## The request
Extract every line that includes the string "document".

# # # # #

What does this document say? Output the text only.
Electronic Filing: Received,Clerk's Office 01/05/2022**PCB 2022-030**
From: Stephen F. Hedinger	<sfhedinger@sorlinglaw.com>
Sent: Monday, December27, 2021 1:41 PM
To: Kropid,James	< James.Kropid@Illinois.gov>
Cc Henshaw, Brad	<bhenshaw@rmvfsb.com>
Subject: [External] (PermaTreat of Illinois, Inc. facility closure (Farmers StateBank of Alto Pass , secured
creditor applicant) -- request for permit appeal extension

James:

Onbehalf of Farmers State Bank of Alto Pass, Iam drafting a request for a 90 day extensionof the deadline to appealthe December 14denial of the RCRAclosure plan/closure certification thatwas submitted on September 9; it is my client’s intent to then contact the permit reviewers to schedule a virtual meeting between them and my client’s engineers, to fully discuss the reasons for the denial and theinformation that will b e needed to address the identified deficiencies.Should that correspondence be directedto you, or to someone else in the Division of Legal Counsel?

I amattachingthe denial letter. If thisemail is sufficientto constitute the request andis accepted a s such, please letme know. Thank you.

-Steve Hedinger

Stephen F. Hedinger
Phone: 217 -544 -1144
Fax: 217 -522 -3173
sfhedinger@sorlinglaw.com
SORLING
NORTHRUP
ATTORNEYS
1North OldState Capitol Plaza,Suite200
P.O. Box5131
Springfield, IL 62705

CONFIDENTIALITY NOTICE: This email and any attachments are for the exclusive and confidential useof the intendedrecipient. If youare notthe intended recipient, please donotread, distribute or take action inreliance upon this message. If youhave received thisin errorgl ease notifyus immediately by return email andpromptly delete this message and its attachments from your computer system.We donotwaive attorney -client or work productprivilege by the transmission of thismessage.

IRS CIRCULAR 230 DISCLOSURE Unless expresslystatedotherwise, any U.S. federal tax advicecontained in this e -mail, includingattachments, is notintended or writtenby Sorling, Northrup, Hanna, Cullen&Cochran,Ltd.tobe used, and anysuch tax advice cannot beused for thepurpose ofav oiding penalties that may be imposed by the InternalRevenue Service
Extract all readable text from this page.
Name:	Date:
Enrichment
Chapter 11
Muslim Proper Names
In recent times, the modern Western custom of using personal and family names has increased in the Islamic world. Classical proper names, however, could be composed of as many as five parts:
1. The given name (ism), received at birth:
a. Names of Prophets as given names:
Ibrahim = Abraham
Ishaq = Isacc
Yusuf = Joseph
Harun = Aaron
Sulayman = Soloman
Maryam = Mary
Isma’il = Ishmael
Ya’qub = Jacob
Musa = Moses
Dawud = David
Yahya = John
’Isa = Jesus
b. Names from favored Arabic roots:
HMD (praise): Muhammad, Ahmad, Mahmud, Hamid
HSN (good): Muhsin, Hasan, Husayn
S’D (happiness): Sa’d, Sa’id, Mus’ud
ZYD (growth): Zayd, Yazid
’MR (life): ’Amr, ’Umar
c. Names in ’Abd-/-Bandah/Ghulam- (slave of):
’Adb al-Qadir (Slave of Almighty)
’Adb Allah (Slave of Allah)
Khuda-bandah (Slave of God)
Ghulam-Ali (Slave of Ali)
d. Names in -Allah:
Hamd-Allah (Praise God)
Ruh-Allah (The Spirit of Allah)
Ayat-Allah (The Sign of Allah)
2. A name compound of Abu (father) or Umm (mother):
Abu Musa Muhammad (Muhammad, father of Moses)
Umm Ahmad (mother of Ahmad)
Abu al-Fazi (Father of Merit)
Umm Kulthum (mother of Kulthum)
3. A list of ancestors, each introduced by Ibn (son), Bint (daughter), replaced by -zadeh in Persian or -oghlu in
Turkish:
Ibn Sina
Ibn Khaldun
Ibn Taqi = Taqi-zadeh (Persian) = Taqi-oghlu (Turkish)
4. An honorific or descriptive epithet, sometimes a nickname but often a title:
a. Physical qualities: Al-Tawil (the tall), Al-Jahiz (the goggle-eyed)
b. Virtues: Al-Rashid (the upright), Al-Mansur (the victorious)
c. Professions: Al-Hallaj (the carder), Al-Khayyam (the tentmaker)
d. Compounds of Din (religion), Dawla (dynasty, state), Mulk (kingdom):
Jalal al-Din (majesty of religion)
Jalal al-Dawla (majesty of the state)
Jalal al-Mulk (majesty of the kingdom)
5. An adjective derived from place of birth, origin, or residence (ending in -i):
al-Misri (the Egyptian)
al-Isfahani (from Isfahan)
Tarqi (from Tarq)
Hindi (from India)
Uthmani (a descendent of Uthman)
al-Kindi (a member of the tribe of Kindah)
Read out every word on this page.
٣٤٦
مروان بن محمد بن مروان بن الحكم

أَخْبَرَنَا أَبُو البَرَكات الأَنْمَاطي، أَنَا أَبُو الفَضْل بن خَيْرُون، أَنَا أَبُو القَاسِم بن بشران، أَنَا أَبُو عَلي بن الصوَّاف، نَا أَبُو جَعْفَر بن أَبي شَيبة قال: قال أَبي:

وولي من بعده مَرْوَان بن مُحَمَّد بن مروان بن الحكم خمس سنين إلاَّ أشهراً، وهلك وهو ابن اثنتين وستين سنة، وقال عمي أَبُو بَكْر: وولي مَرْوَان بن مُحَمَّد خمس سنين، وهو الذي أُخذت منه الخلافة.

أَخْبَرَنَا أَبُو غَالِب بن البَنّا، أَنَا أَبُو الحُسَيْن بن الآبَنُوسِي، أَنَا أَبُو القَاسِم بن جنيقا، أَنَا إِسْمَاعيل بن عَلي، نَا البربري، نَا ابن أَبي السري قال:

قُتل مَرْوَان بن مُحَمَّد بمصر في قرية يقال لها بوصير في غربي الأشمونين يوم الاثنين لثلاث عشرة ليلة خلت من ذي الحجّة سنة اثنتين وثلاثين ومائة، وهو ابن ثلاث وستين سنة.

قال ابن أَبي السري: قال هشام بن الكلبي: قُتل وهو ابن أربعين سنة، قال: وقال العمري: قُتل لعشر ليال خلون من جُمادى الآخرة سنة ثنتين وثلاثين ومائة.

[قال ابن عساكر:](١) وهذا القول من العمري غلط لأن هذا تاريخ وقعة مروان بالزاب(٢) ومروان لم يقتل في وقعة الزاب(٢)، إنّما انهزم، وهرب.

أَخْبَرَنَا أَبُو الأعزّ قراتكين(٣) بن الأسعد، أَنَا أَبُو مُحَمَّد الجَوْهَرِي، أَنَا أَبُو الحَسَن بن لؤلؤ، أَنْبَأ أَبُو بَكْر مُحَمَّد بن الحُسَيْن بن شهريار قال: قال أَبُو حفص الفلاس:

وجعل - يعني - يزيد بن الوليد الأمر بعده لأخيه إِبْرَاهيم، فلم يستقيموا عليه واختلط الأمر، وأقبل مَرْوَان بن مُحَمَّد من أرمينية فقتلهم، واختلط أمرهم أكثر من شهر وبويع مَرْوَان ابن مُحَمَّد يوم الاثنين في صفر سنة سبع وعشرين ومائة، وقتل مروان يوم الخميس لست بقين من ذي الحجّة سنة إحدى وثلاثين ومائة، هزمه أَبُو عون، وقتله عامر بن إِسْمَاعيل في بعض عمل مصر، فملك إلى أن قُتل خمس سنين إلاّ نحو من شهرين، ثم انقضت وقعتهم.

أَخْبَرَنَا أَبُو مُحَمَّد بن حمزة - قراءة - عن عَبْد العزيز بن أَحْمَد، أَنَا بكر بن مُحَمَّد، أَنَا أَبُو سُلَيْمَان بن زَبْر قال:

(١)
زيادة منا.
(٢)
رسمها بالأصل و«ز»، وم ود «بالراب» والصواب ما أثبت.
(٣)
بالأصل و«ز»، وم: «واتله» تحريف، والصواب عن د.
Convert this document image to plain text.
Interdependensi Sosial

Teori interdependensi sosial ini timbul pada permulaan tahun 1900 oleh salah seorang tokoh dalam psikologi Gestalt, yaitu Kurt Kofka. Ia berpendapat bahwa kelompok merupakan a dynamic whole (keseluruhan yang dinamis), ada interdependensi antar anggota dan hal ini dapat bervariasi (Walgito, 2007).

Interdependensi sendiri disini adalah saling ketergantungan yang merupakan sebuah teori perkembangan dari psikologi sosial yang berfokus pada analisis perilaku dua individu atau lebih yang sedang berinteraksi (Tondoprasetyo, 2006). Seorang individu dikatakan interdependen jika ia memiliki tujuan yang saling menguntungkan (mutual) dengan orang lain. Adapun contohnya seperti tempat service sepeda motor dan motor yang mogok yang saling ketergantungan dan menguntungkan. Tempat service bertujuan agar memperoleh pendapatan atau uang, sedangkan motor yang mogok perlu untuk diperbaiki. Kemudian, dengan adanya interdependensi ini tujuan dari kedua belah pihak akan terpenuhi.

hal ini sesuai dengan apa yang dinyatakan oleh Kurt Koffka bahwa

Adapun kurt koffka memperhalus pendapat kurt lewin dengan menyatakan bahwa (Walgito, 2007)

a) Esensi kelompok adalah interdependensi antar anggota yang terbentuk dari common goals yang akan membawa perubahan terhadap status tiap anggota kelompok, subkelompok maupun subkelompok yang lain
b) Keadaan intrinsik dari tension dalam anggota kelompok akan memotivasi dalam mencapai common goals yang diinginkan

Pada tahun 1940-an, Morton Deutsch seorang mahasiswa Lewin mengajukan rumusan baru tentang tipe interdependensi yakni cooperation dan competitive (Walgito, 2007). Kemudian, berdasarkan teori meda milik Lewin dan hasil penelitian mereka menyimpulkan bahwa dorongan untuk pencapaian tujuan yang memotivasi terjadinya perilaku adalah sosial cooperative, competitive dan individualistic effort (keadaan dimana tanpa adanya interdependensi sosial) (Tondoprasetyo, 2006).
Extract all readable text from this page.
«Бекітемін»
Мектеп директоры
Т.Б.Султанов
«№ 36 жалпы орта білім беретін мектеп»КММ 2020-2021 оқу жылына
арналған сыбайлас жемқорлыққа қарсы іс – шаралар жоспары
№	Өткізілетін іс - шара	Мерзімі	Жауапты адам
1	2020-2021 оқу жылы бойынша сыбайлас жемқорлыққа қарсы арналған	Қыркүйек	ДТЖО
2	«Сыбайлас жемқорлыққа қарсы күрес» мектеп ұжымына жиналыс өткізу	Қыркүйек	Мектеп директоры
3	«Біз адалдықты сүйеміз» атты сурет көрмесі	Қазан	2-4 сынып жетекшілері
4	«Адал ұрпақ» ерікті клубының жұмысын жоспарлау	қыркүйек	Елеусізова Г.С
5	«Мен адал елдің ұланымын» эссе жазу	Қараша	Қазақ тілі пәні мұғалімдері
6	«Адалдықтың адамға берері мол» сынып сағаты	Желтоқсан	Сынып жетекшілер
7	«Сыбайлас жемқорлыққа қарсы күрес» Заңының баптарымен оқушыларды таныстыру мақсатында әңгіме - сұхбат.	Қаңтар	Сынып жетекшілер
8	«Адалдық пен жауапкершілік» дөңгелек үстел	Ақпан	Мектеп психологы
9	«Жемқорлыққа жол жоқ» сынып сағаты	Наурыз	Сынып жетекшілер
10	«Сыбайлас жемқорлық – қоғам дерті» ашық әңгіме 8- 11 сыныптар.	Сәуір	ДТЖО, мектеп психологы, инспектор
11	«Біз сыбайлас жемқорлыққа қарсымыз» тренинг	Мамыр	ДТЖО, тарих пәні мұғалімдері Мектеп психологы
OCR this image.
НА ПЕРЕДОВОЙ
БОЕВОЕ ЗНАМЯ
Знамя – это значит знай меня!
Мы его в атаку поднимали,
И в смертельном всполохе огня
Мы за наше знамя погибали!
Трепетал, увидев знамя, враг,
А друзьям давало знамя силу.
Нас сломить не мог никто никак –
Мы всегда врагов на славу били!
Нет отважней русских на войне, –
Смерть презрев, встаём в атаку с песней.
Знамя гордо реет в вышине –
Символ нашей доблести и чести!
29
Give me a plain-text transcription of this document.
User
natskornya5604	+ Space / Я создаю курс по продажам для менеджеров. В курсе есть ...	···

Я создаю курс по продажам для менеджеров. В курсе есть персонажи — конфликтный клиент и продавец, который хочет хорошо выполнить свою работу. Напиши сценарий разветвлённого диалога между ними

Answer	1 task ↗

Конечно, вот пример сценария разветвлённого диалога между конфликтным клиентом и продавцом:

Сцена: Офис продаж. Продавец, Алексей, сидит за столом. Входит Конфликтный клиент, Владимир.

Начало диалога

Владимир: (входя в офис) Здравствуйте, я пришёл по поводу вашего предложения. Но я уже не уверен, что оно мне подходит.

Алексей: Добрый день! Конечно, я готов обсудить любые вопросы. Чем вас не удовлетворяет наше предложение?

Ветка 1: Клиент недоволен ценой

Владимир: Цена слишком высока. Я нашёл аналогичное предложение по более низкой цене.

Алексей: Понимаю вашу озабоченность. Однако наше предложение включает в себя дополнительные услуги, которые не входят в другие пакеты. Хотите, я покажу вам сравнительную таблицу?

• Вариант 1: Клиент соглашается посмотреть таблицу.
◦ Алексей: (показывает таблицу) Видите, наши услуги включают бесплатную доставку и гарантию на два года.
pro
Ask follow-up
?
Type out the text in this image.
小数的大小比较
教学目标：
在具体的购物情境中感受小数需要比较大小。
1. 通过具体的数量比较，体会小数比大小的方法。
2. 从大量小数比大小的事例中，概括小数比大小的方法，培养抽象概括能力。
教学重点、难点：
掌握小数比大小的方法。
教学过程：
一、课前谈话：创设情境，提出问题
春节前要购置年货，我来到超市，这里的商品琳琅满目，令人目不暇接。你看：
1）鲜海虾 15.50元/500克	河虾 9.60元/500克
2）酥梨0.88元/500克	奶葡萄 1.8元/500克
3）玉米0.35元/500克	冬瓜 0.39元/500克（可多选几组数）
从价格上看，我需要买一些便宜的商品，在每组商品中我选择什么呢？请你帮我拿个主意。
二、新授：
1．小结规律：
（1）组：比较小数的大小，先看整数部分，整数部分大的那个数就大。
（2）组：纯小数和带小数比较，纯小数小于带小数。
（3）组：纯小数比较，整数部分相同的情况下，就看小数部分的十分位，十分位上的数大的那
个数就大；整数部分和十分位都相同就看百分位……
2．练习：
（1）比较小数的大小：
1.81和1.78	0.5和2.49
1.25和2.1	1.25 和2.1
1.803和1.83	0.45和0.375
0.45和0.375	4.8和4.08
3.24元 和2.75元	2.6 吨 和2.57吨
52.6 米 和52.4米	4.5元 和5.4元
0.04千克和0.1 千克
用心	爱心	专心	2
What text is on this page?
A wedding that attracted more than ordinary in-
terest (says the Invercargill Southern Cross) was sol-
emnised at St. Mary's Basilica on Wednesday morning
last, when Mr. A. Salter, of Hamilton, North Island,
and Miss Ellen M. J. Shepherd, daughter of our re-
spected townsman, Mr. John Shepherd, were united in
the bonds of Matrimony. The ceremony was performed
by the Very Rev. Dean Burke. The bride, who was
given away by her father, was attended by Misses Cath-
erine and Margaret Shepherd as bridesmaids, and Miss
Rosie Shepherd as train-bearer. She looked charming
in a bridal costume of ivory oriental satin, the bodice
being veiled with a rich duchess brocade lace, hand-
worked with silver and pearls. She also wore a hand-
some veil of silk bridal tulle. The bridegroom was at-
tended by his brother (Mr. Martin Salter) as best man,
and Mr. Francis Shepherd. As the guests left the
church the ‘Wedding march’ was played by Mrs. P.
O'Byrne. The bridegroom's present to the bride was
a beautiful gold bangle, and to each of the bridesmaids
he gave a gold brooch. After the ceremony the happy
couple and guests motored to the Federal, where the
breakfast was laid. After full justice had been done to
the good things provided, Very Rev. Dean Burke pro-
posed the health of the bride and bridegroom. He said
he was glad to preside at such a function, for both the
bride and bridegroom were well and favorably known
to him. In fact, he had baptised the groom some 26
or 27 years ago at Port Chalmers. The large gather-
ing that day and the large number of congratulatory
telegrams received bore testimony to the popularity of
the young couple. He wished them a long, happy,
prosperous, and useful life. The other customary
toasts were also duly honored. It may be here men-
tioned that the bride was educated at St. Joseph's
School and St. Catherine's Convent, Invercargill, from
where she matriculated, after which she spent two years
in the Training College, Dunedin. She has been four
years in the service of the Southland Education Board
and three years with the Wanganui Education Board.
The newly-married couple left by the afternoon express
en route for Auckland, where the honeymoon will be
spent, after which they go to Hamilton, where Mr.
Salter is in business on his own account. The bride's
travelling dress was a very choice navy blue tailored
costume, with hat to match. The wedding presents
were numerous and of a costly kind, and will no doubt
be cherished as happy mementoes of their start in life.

# # # # #

## Correct result
What does this document say? Output the text only.
Convert this document image to plain text.
Give me a plain-text transcription of this document.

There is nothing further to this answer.